本文抜粋:
ここ数話で『ドキドキ!プリキュア』が「リンクによる愛やリソースの伝導の双方向化で『幸福の王子』バッドエンド(王子は一方的に宝石を渡して回っただけで街の人達には伝わってなく、本人は溶鉱炉行き、残ったのは街の人達の自己中心的な喧騒)を回避する」物語だというのが見えてきた気がしてここ何回か文章を書いているのだけど、今日はじゃあ『幸福の王子』バッドエンドが示唆されつつ、それを塗り替えるトゥルーエンドを目指すような構造の物語だとして、何が分岐条件なのか、という辺りを書いてみるのです。


1点目

 は、既にこの記事、


プリキュア雑記(2013年9月19日"台座の下のリンク")


 で書いた通り「当事者意識の有無」だと思っていて、劇中のバッドエンド『幸せの王子』解釈が、王子が台座の上から一方的に宝石を配って街の人達を助けていた感じだったのに対して(つまりディスコミュニケーション状態)、マナさんは台座の下の地面を、当事者として人と人の間を行ったり来たり走ってくれる主人公だった、と。
 相田という姓自体が「間(あいだ)」を連想するような感じにしてるのではとは前から書いていたし、第1話冒頭が印象的に人と人との間を人助けのために走るマナさんの絵だったのも、その方面の「地面を走る幸せの王子」的な表現だったのかな、と。

 さらに、逆にディスコミュニケーション、分断状態を比喩する表現は劇中に沢山あるのだけど、一番は「高低差」と「扉」。第一話も、エレベータのドアが閉まって真琴がタワーの上(高い所)に上がって行っちゃうシーンが、印象的に「まだこの時点ではマナと真琴はディスコミュニケーション状態だ」という比喩で入ってるのだと思うのですよ。それを、マナさんが走ってタワーの上まで登っていく。ディスコミュニケーションを解消する。リンクを繋ぐ、というのが第一話でもある。

指示: 本文抜粋のうち、「で書いた通り「当事者意識の有」で始まり「る幸せの王子」的な表現だったのかな、と。」に至るまでの部分を、一字も変えずに引用してください。 このデータを参照する必要はありません。

保存データ:
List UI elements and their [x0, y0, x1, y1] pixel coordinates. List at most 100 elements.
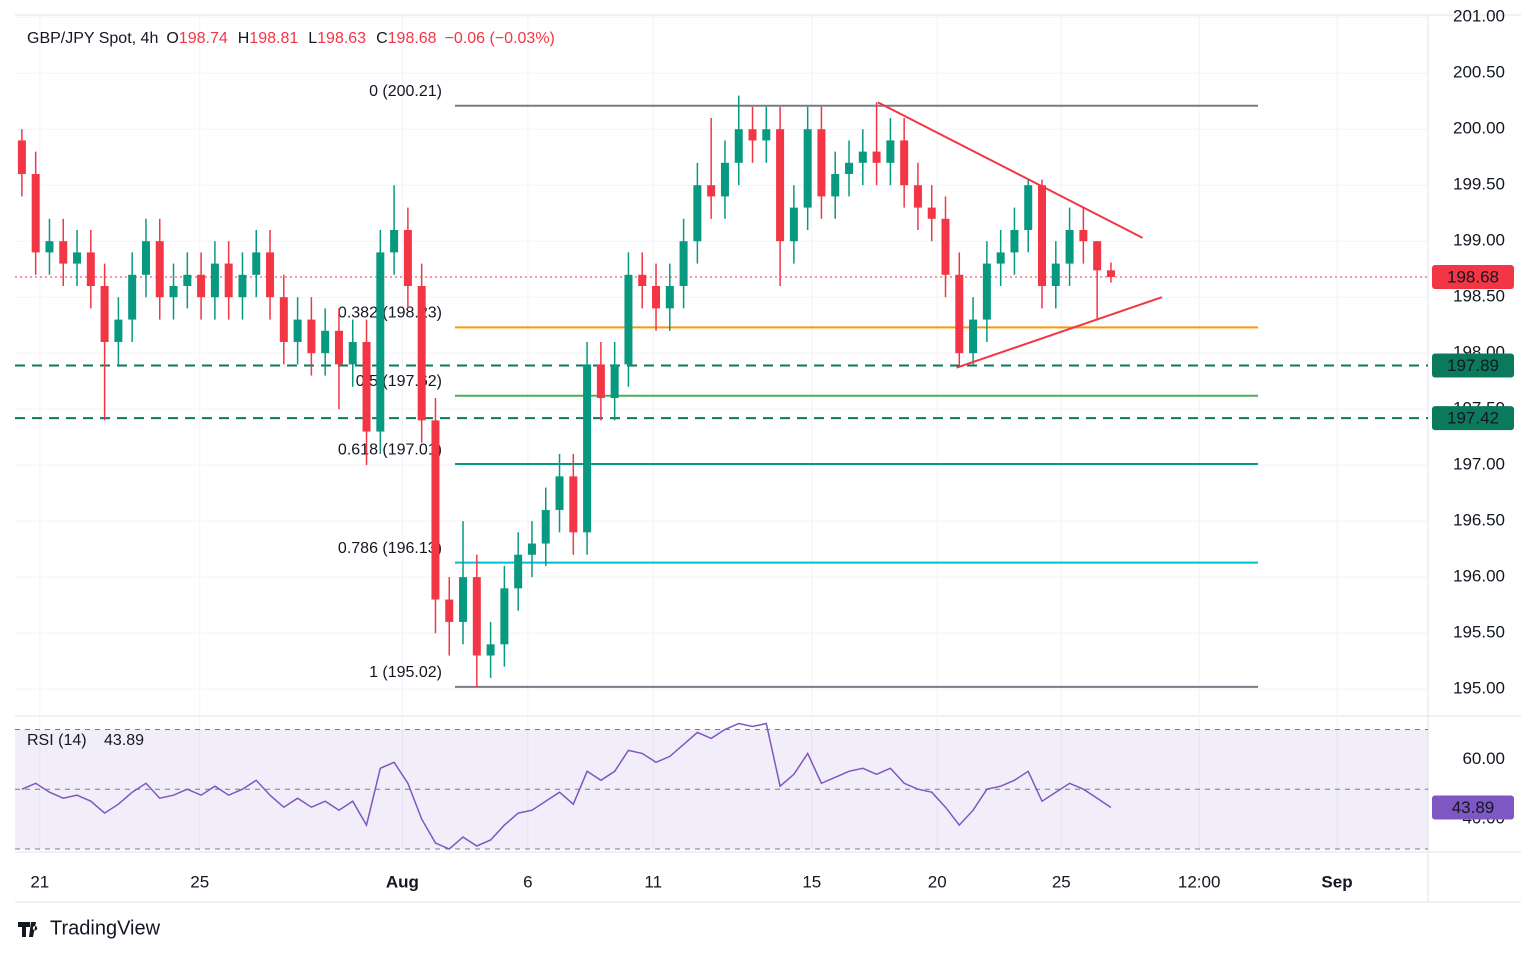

出力結果:
で書いた通り「当事者意識の有無」だと思っていて、劇中のバッドエンド『幸せの王子』解釈が、王子が台座の上から一方的に宝石を配って街の人達を助けていた感じだったのに対して(つまりディスコミュニケーション状態)、マナさんは台座の下の地面を、当事者として人と人の間を行ったり来たり走ってくれる主人公だった、と。
 相田という姓自体が「間(あいだ)」を連想するような感じにしてるのではとは前から書いていたし、第1話冒頭が印象的に人と人との間を人助けのために走るマナさんの絵だったのも、その方面の「地面を走る幸せの王子」的な表現だったのかな、と。